◆ **TASK TO CARRY OUT**:
Tally the lines holding the string "screenshot" and reply with that number alone.

◆ **SUPPLIED ENTRIES**:
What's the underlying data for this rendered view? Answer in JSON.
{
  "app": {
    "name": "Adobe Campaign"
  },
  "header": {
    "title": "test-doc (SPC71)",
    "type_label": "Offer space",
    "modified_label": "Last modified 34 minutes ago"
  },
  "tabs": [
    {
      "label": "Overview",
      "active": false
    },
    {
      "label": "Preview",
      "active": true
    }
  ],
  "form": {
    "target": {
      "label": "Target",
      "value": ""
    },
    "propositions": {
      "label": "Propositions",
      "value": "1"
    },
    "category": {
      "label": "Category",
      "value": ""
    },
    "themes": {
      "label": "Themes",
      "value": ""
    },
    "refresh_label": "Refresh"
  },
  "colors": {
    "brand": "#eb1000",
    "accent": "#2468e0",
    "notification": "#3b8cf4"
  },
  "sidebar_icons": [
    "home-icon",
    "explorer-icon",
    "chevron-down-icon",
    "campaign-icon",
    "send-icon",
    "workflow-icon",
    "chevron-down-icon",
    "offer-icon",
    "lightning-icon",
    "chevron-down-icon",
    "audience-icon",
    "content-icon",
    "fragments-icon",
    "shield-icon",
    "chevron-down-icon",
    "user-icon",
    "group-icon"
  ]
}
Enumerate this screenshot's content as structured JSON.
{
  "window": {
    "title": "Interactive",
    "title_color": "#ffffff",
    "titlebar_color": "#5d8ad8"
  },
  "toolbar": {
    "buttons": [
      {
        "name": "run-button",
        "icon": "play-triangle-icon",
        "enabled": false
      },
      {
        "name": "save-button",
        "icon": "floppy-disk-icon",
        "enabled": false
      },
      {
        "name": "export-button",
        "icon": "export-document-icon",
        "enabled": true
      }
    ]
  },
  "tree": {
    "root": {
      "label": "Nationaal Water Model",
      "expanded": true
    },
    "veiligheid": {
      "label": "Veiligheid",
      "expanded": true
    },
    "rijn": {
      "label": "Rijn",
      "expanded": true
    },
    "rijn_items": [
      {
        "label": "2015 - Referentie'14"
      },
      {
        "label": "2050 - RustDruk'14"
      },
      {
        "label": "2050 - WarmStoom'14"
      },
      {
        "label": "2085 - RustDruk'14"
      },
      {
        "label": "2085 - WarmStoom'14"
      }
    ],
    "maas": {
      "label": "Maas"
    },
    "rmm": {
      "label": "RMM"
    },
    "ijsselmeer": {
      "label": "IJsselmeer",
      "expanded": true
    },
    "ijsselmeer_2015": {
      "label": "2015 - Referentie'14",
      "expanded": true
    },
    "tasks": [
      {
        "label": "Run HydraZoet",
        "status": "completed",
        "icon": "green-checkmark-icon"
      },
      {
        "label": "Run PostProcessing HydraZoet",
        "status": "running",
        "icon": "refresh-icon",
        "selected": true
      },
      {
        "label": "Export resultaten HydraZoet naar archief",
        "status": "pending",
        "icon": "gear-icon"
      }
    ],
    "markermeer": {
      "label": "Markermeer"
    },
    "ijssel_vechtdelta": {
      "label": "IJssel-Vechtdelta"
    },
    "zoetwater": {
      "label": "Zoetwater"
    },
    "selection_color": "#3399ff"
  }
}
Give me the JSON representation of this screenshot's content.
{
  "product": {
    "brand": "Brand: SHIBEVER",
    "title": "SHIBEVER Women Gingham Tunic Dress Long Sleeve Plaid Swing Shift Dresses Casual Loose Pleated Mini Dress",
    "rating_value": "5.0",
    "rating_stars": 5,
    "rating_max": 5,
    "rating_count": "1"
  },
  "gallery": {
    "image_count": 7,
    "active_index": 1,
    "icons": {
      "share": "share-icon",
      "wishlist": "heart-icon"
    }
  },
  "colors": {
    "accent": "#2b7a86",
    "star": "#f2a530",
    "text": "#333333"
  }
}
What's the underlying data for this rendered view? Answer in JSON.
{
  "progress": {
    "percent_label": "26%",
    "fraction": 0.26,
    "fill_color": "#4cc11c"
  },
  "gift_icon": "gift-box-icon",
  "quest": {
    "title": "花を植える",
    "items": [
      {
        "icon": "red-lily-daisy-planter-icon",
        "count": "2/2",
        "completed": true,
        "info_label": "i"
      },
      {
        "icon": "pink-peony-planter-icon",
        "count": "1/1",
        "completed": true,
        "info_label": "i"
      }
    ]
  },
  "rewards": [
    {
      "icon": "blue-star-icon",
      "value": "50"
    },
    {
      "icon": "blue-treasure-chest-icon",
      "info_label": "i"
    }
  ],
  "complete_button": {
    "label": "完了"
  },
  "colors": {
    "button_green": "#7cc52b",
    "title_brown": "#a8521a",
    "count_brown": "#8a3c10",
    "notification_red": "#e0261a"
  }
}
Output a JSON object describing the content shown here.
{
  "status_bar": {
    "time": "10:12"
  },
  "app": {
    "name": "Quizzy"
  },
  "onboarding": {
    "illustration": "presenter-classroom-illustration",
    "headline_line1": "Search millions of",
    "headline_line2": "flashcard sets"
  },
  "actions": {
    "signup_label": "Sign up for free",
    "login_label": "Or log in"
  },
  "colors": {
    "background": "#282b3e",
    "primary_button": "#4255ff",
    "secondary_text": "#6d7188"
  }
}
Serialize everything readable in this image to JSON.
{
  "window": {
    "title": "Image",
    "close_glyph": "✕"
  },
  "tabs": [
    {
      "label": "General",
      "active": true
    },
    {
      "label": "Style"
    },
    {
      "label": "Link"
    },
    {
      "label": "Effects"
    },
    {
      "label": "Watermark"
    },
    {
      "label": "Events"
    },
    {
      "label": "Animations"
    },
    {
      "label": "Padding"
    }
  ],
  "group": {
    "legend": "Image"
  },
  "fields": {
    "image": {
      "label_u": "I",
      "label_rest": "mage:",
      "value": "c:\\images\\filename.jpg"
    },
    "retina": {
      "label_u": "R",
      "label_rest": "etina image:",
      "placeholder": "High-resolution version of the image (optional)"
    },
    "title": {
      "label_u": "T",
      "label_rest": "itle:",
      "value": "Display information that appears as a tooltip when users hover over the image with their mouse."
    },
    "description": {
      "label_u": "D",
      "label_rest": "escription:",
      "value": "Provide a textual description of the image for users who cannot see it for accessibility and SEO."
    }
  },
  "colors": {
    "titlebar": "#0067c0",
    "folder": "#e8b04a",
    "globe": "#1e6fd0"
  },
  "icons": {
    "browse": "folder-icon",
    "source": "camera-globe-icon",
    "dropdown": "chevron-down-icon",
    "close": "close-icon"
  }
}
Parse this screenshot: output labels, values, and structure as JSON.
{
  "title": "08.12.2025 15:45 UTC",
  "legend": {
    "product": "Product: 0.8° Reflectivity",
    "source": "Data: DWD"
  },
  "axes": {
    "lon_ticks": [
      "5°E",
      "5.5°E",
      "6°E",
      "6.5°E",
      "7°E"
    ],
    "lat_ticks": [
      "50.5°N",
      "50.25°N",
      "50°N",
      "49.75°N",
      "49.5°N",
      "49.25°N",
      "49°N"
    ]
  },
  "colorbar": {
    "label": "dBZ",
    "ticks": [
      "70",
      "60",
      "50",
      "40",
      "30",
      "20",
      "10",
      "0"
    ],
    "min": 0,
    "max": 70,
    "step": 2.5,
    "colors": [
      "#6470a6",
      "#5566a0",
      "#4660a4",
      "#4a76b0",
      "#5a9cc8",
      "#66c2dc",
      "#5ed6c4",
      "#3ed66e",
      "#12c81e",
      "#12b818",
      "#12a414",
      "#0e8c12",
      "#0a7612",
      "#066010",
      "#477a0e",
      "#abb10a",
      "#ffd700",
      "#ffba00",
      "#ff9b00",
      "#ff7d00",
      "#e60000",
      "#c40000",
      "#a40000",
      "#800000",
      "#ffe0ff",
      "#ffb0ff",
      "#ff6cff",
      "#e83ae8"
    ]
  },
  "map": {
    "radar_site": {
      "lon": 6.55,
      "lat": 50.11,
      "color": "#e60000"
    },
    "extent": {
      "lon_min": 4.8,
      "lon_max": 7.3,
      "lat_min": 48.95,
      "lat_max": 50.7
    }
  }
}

◆ **THE COMPLETED TASK**:
3